[Start INFORMATION SHOWN]

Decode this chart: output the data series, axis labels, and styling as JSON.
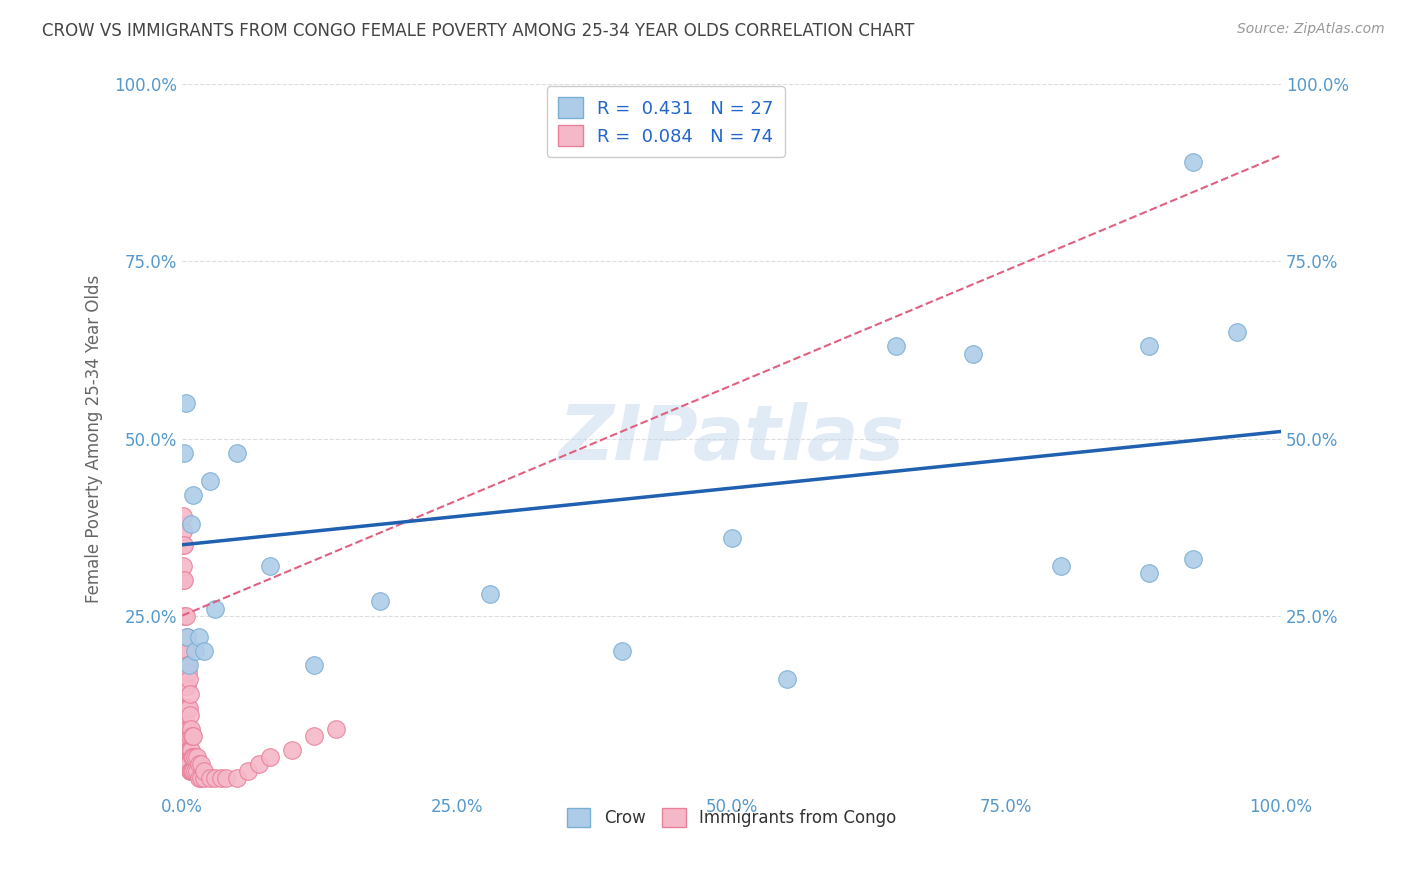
{
  "title": "CROW VS IMMIGRANTS FROM CONGO FEMALE POVERTY AMONG 25-34 YEAR OLDS CORRELATION CHART",
  "source": "Source: ZipAtlas.com",
  "ylabel": "Female Poverty Among 25-34 Year Olds",
  "crow_R": 0.431,
  "crow_N": 27,
  "congo_R": 0.084,
  "congo_N": 74,
  "crow_color": "#aecce8",
  "crow_edge_color": "#7aafd4",
  "congo_color": "#f5b8c8",
  "congo_edge_color": "#e8809a",
  "crow_line_color": "#2060b0",
  "congo_line_color": "#e06080",
  "watermark": "ZIPatlas",
  "crow_x": [
    0.002,
    0.003,
    0.004,
    0.006,
    0.008,
    0.01,
    0.012,
    0.015,
    0.02,
    0.025,
    0.03,
    0.05,
    0.08,
    0.12,
    0.18,
    0.28,
    0.4,
    0.5,
    0.55,
    0.65,
    0.72,
    0.8,
    0.88,
    0.88,
    0.92,
    0.92,
    0.96
  ],
  "crow_y": [
    0.48,
    0.55,
    0.22,
    0.18,
    0.38,
    0.42,
    0.2,
    0.22,
    0.2,
    0.44,
    0.26,
    0.48,
    0.32,
    0.18,
    0.27,
    0.28,
    0.2,
    0.36,
    0.16,
    0.63,
    0.62,
    0.32,
    0.31,
    0.63,
    0.33,
    0.89,
    0.65
  ],
  "congo_x": [
    0.001,
    0.001,
    0.001,
    0.001,
    0.001,
    0.001,
    0.001,
    0.001,
    0.002,
    0.002,
    0.002,
    0.002,
    0.002,
    0.002,
    0.002,
    0.002,
    0.003,
    0.003,
    0.003,
    0.003,
    0.003,
    0.003,
    0.004,
    0.004,
    0.004,
    0.004,
    0.004,
    0.004,
    0.004,
    0.005,
    0.005,
    0.005,
    0.005,
    0.005,
    0.006,
    0.006,
    0.006,
    0.006,
    0.006,
    0.007,
    0.007,
    0.007,
    0.007,
    0.007,
    0.008,
    0.008,
    0.008,
    0.009,
    0.009,
    0.009,
    0.01,
    0.01,
    0.01,
    0.012,
    0.012,
    0.013,
    0.013,
    0.015,
    0.015,
    0.017,
    0.017,
    0.02,
    0.02,
    0.025,
    0.03,
    0.035,
    0.04,
    0.05,
    0.06,
    0.07,
    0.08,
    0.1,
    0.12,
    0.14
  ],
  "congo_y": [
    0.3,
    0.32,
    0.35,
    0.37,
    0.39,
    0.08,
    0.1,
    0.12,
    0.05,
    0.08,
    0.1,
    0.15,
    0.2,
    0.25,
    0.3,
    0.35,
    0.05,
    0.08,
    0.1,
    0.15,
    0.2,
    0.25,
    0.05,
    0.07,
    0.09,
    0.12,
    0.15,
    0.18,
    0.22,
    0.04,
    0.06,
    0.09,
    0.12,
    0.17,
    0.04,
    0.06,
    0.09,
    0.12,
    0.16,
    0.03,
    0.06,
    0.08,
    0.11,
    0.14,
    0.03,
    0.06,
    0.09,
    0.03,
    0.05,
    0.08,
    0.03,
    0.05,
    0.08,
    0.03,
    0.05,
    0.03,
    0.05,
    0.02,
    0.04,
    0.02,
    0.04,
    0.02,
    0.03,
    0.02,
    0.02,
    0.02,
    0.02,
    0.02,
    0.03,
    0.04,
    0.05,
    0.06,
    0.08,
    0.09
  ],
  "xlim": [
    0.0,
    1.0
  ],
  "ylim": [
    0.0,
    1.0
  ],
  "xticks": [
    0.0,
    0.25,
    0.5,
    0.75,
    1.0
  ],
  "yticks": [
    0.0,
    0.25,
    0.5,
    0.75,
    1.0
  ],
  "xtick_labels": [
    "0.0%",
    "25.0%",
    "50.0%",
    "75.0%",
    "100.0%"
  ],
  "ytick_labels_left": [
    "",
    "25.0%",
    "50.0%",
    "75.0%",
    "100.0%"
  ],
  "ytick_labels_right": [
    "",
    "25.0%",
    "50.0%",
    "75.0%",
    "100.0%"
  ],
  "background_color": "#ffffff",
  "grid_color": "#dddddd",
  "title_color": "#444444",
  "axis_tick_color": "#5599cc",
  "legend_R_color": "#2266cc",
  "crow_line_intercept": 0.35,
  "crow_line_slope": 0.16,
  "congo_line_intercept": 0.25,
  "congo_line_slope": 0.65
}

[End INFORMATION SHOWN]

WRITTEN REQUEST
Omit the pictures and output all of the other material exactly.

ANSWER FOR THE TASK
Decode this chart: output the data series, axis labels, and styling as JSON.
{
  "title": "CROW VS IMMIGRANTS FROM CONGO FEMALE POVERTY AMONG 25-34 YEAR OLDS CORRELATION CHART",
  "source": "Source: ZipAtlas.com",
  "ylabel": "Female Poverty Among 25-34 Year Olds",
  "crow_R": 0.431,
  "crow_N": 27,
  "congo_R": 0.084,
  "congo_N": 74,
  "crow_color": "#aecce8",
  "crow_edge_color": "#7aafd4",
  "congo_color": "#f5b8c8",
  "congo_edge_color": "#e8809a",
  "crow_line_color": "#2060b0",
  "congo_line_color": "#e06080",
  "watermark": "ZIPatlas",
  "crow_x": [
    0.002,
    0.003,
    0.004,
    0.006,
    0.008,
    0.01,
    0.012,
    0.015,
    0.02,
    0.025,
    0.03,
    0.05,
    0.08,
    0.12,
    0.18,
    0.28,
    0.4,
    0.5,
    0.55,
    0.65,
    0.72,
    0.8,
    0.88,
    0.88,
    0.92,
    0.92,
    0.96
  ],
  "crow_y": [
    0.48,
    0.55,
    0.22,
    0.18,
    0.38,
    0.42,
    0.2,
    0.22,
    0.2,
    0.44,
    0.26,
    0.48,
    0.32,
    0.18,
    0.27,
    0.28,
    0.2,
    0.36,
    0.16,
    0.63,
    0.62,
    0.32,
    0.31,
    0.63,
    0.33,
    0.89,
    0.65
  ],
  "congo_x": [
    0.001,
    0.001,
    0.001,
    0.001,
    0.001,
    0.001,
    0.001,
    0.001,
    0.002,
    0.002,
    0.002,
    0.002,
    0.002,
    0.002,
    0.002,
    0.002,
    0.003,
    0.003,
    0.003,
    0.003,
    0.003,
    0.003,
    0.004,
    0.004,
    0.004,
    0.004,
    0.004,
    0.004,
    0.004,
    0.005,
    0.005,
    0.005,
    0.005,
    0.005,
    0.006,
    0.006,
    0.006,
    0.006,
    0.006,
    0.007,
    0.007,
    0.007,
    0.007,
    0.007,
    0.008,
    0.008,
    0.008,
    0.009,
    0.009,
    0.009,
    0.01,
    0.01,
    0.01,
    0.012,
    0.012,
    0.013,
    0.013,
    0.015,
    0.015,
    0.017,
    0.017,
    0.02,
    0.02,
    0.025,
    0.03,
    0.035,
    0.04,
    0.05,
    0.06,
    0.07,
    0.08,
    0.1,
    0.12,
    0.14
  ],
  "congo_y": [
    0.3,
    0.32,
    0.35,
    0.37,
    0.39,
    0.08,
    0.1,
    0.12,
    0.05,
    0.08,
    0.1,
    0.15,
    0.2,
    0.25,
    0.3,
    0.35,
    0.05,
    0.08,
    0.1,
    0.15,
    0.2,
    0.25,
    0.05,
    0.07,
    0.09,
    0.12,
    0.15,
    0.18,
    0.22,
    0.04,
    0.06,
    0.09,
    0.12,
    0.17,
    0.04,
    0.06,
    0.09,
    0.12,
    0.16,
    0.03,
    0.06,
    0.08,
    0.11,
    0.14,
    0.03,
    0.06,
    0.09,
    0.03,
    0.05,
    0.08,
    0.03,
    0.05,
    0.08,
    0.03,
    0.05,
    0.03,
    0.05,
    0.02,
    0.04,
    0.02,
    0.04,
    0.02,
    0.03,
    0.02,
    0.02,
    0.02,
    0.02,
    0.02,
    0.03,
    0.04,
    0.05,
    0.06,
    0.08,
    0.09
  ],
  "xlim": [
    0.0,
    1.0
  ],
  "ylim": [
    0.0,
    1.0
  ],
  "xticks": [
    0.0,
    0.25,
    0.5,
    0.75,
    1.0
  ],
  "yticks": [
    0.0,
    0.25,
    0.5,
    0.75,
    1.0
  ],
  "xtick_labels": [
    "0.0%",
    "25.0%",
    "50.0%",
    "75.0%",
    "100.0%"
  ],
  "ytick_labels_left": [
    "",
    "25.0%",
    "50.0%",
    "75.0%",
    "100.0%"
  ],
  "ytick_labels_right": [
    "",
    "25.0%",
    "50.0%",
    "75.0%",
    "100.0%"
  ],
  "background_color": "#ffffff",
  "grid_color": "#dddddd",
  "title_color": "#444444",
  "axis_tick_color": "#5599cc",
  "legend_R_color": "#2266cc",
  "crow_line_intercept": 0.35,
  "crow_line_slope": 0.16,
  "congo_line_intercept": 0.25,
  "congo_line_slope": 0.65
}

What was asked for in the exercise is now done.